═════ PROVIDED PASSAGE ═════

Unit and Regression Testing
There may be some rudimentary testing being done before graduation, however it will be important if this project is to grow that a standardized and stable testing suite is developed to ensure the codebase does what is expected, and that future changes do not cause regressions that break previous functionality.

Improved User Interface
Notable when viewing the details of an issue, currently it is output in a format that is difficult to read, and in an order that isn’t necessarily desirable. We want to ensure the look and feel of the command line is professional.

Installation Scripts
It should be trivial, especially on Windows / Mac to install Abundant. Currently it isn’t terribly painful – pull code, add command to path, run – but isn’t the sort of installation flow users of these operating systems expect. It is ok for now to ask users to go through those steps,but for a large scale release to be possible, we must have installation binaries, which are preferably built by an automatic build script.

Abundant Thesis

I've been on about a year hiatus after graduating and moving across the country to Boston, but Abundant has still been on my mind, and in the past week or so, I've really gotten back into it! If anyone's still reading this blog, hello! I realize I never got around to posting my final thesis, so before I go further, here it is. Check back soon for a couple more updates! Abundant Thesis Report Abundant Final Presentation Unfortunately, apparently Google doesn't support uploading anything other than images and videos to blogger, so the links above point to Scribd and potentially could break in the future.  Hopefully not.

Assign Me A Bug

At 2:15 the morning of a major presentation, I realize a very small feature is currently missing from Abundant.

It is currently not possible to assign an issue to a user.

Let's see how quickly I can fix this.

---

Update: Ten minutes, including testing.

Categorizing Metadata

One of Abundant's major benefits is the freedom it allows developers, not locking them down into any specific workflow or requirements, nor requiring them to configure anything beforehand.

However often it is very beneficial to configure an issue tracker to define certain metadata fields as only allowing certain options.  For example, perhaps we want to track the severity of issues more formally, so we can know what needs to be dealt with first.  If there is no structure to the severity field, this is impossible, as anything one could want to type would be allowed, and the lack of structure would be a hindrance.

And so the most recent feature improvement to Abundant allows you to specify in a config file allowable and default values for much of an Abundant issue's metadata, in order to control this.  Future features include being able to sort and order based on these values, but this is lower priority than simply having the functionality there to utilize.  Now larger projects can organize issues in a structured way - again without any requirement to do so being placed on individuals or groups interested in using the tool more loosely.

═════ SUPPLIED MATERIAL ═════

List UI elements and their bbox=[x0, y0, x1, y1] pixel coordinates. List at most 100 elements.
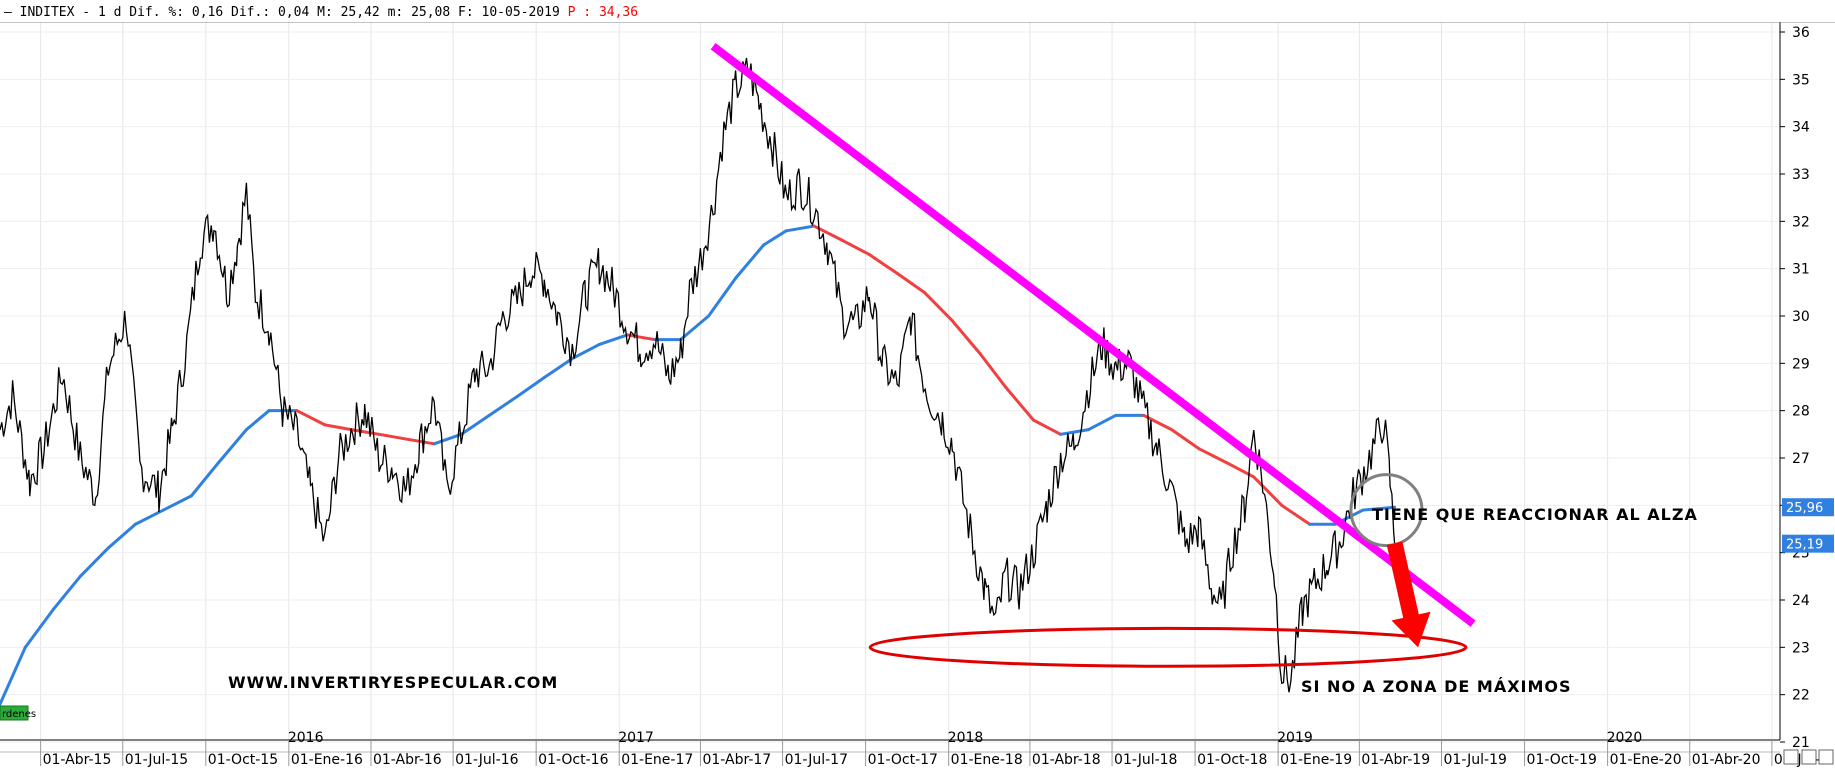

═════

* [REQUIRED TASK]: Quote the Abundant blog text from "Unit and Regression" to "break previous functionality.", copying it word for word.

* [OUTPUT]:
Unit and Regression Testing
There may be some rudimentary testing being done before graduation, however it will be important if this project is to grow that a standardized and stable testing suite is developed to ensure the codebase does what is expected, and that future changes do not cause regressions that break previous functionality.